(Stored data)
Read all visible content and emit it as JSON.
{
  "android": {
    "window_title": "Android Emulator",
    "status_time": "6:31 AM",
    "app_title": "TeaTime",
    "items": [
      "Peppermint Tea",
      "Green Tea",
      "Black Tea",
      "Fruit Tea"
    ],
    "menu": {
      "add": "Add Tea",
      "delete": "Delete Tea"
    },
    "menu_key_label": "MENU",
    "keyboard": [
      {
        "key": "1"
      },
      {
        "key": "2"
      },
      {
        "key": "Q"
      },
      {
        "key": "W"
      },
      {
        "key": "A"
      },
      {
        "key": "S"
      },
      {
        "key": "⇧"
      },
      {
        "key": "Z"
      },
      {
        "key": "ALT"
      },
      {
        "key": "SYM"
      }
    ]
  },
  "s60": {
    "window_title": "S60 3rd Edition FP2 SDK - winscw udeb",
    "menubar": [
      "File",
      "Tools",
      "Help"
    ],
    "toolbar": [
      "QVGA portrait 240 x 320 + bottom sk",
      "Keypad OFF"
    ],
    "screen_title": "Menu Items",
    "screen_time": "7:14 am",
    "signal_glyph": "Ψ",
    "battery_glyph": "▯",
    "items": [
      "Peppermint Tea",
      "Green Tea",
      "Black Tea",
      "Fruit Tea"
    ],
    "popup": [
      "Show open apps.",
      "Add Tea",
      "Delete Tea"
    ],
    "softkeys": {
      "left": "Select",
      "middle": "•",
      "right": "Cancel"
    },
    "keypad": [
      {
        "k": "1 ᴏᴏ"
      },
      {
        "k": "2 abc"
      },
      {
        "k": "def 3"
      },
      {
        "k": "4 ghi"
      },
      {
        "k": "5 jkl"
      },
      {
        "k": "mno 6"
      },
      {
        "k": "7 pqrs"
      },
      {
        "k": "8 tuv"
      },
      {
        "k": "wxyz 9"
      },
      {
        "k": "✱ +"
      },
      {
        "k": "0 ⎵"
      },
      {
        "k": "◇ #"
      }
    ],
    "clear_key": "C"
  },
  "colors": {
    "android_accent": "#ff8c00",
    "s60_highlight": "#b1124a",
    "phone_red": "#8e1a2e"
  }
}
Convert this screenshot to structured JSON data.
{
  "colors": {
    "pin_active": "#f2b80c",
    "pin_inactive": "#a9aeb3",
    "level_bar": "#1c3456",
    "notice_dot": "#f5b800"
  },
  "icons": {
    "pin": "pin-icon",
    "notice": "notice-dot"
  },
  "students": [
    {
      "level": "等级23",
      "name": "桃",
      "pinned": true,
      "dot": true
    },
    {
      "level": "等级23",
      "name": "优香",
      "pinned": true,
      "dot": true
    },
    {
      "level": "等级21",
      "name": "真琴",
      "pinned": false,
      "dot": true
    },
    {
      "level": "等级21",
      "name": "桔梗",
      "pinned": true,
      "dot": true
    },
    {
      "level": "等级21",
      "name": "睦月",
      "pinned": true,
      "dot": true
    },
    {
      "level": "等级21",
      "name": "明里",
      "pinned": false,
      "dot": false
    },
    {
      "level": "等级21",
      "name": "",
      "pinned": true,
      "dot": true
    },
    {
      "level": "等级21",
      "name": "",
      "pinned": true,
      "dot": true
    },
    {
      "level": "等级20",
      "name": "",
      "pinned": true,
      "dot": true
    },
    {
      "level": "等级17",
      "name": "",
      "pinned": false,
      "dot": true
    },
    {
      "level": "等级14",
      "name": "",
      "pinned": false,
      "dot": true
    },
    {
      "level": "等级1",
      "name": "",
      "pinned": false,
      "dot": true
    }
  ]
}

**Objective**
Each record above should be returned exactly as it appears.

**Solved exercise**
Read all visible content and emit it as JSON.
{
  "android": {
    "window_title": "Android Emulator",
    "status_time": "6:31 AM",
    "app_title": "TeaTime",
    "items": [
      "Peppermint Tea",
      "Green Tea",
      "Black Tea",
      "Fruit Tea"
    ],
    "menu": {
      "add": "Add Tea",
      "delete": "Delete Tea"
    },
    "menu_key_label": "MENU",
    "keyboard": [
      {
        "key": "1"
      },
      {
        "key": "2"
      },
      {
        "key": "Q"
      },
      {
        "key": "W"
      },
      {
        "key": "A"
      },
      {
        "key": "S"
      },
      {
        "key": "⇧"
      },
      {
        "key": "Z"
      },
      {
        "key": "ALT"
      },
      {
        "key": "SYM"
      }
    ]
  },
  "s60": {
    "window_title": "S60 3rd Edition FP2 SDK - winscw udeb",
    "menubar": [
      "File",
      "Tools",
      "Help"
    ],
    "toolbar": [
      "QVGA portrait 240 x 320 + bottom sk",
      "Keypad OFF"
    ],
    "screen_title": "Menu Items",
    "screen_time": "7:14 am",
    "signal_glyph": "Ψ",
    "battery_glyph": "▯",
    "items": [
      "Peppermint Tea",
      "Green Tea",
      "Black Tea",
      "Fruit Tea"
    ],
    "popup": [
      "Show open apps.",
      "Add Tea",
      "Delete Tea"
    ],
    "softkeys": {
      "left": "Select",
      "middle": "•",
      "right": "Cancel"
    },
    "keypad": [
      {
        "k": "1 ᴏᴏ"
      },
      {
        "k": "2 abc"
      },
      {
        "k": "def 3"
      },
      {
        "k": "4 ghi"
      },
      {
        "k": "5 jkl"
      },
      {
        "k": "mno 6"
      },
      {
        "k": "7 pqrs"
      },
      {
        "k": "8 tuv"
      },
      {
        "k": "wxyz 9"
      },
      {
        "k": "✱ +"
      },
      {
        "k": "0 ⎵"
      },
      {
        "k": "◇ #"
      }
    ],
    "clear_key": "C"
  },
  "colors": {
    "android_accent": "#ff8c00",
    "s60_highlight": "#b1124a",
    "phone_red": "#8e1a2e"
  }
}
Convert this screenshot to structured JSON data.
{
  "colors": {
    "pin_active": "#f2b80c",
    "pin_inactive": "#a9aeb3",
    "level_bar": "#1c3456",
    "notice_dot": "#f5b800"
  },
  "icons": {
    "pin": "pin-icon",
    "notice": "notice-dot"
  },
  "students": [
    {
      "level": "等级23",
      "name": "桃",
      "pinned": true,
      "dot": true
    },
    {
      "level": "等级23",
      "name": "优香",
      "pinned": true,
      "dot": true
    },
    {
      "level": "等级21",
      "name": "真琴",
      "pinned": false,
      "dot": true
    },
    {
      "level": "等级21",
      "name": "桔梗",
      "pinned": true,
      "dot": true
    },
    {
      "level": "等级21",
      "name": "睦月",
      "pinned": true,
      "dot": true
    },
    {
      "level": "等级21",
      "name": "明里",
      "pinned": false,
      "dot": false
    },
    {
      "level": "等级21",
      "name": "",
      "pinned": true,
      "dot": true
    },
    {
      "level": "等级21",
      "name": "",
      "pinned": true,
      "dot": true
    },
    {
      "level": "等级20",
      "name": "",
      "pinned": true,
      "dot": true
    },
    {
      "level": "等级17",
      "name": "",
      "pinned": false,
      "dot": true
    },
    {
      "level": "等级14",
      "name": "",
      "pinned": false,
      "dot": true
    },
    {
      "level": "等级1",
      "name": "",
      "pinned": false,
      "dot": true
    }
  ]
}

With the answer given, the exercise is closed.